• _EXERCISE GOAL_
In the listing below, please print the line that contains "What text is on this page?" and every line that follows it, exactly.

• _ENTRIES SUPPLIED_
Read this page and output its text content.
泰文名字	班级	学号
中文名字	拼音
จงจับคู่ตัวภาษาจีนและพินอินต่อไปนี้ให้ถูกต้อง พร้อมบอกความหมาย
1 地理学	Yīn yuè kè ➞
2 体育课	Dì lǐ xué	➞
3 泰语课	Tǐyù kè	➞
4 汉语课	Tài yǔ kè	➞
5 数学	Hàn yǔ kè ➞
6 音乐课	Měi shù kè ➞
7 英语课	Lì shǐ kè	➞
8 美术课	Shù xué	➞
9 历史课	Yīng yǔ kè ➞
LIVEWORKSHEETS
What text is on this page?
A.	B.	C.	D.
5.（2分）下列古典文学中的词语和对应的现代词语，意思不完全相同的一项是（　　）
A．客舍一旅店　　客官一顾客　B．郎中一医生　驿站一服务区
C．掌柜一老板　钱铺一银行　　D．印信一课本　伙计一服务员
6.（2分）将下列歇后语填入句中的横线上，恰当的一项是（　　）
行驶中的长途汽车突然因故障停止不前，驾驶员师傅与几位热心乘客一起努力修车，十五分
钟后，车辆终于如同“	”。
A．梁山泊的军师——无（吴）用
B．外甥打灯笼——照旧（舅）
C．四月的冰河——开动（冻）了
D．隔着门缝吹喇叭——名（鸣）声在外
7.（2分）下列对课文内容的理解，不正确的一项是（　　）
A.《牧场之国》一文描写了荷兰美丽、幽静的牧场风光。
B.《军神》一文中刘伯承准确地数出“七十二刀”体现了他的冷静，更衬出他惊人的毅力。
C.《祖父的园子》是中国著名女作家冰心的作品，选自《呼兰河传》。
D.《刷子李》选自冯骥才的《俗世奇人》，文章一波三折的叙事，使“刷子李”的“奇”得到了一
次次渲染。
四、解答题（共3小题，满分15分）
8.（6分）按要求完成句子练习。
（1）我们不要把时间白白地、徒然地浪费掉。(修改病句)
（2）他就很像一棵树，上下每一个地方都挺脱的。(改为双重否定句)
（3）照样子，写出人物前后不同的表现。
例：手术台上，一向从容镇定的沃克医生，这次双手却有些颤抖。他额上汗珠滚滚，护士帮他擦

• _THE ANSWER_
What text is on this page?
A.	B.	C.	D.
5.（2分）下列古典文学中的词语和对应的现代词语，意思不完全相同的一项是（　　）
A．客舍一旅店　　客官一顾客　B．郎中一医生　驿站一服务区
C．掌柜一老板　钱铺一银行　　D．印信一课本　伙计一服务员
6.（2分）将下列歇后语填入句中的横线上，恰当的一项是（　　）
行驶中的长途汽车突然因故障停止不前，驾驶员师傅与几位热心乘客一起努力修车，十五分
钟后，车辆终于如同“	”。
A．梁山泊的军师——无（吴）用
B．外甥打灯笼——照旧（舅）
C．四月的冰河——开动（冻）了
D．隔着门缝吹喇叭——名（鸣）声在外
7.（2分）下列对课文内容的理解，不正确的一项是（　　）
A.《牧场之国》一文描写了荷兰美丽、幽静的牧场风光。
B.《军神》一文中刘伯承准确地数出“七十二刀”体现了他的冷静，更衬出他惊人的毅力。
C.《祖父的园子》是中国著名女作家冰心的作品，选自《呼兰河传》。
D.《刷子李》选自冯骥才的《俗世奇人》，文章一波三折的叙事，使“刷子李”的“奇”得到了一
次次渲染。
四、解答题（共3小题，满分15分）
8.（6分）按要求完成句子练习。
（1）我们不要把时间白白地、徒然地浪费掉。(修改病句)
（2）他就很像一棵树，上下每一个地方都挺脱的。(改为双重否定句)
（3）照样子，写出人物前后不同的表现。
例：手术台上，一向从容镇定的沃克医生，这次双手却有些颤抖。他额上汗珠滚滚，护士帮他擦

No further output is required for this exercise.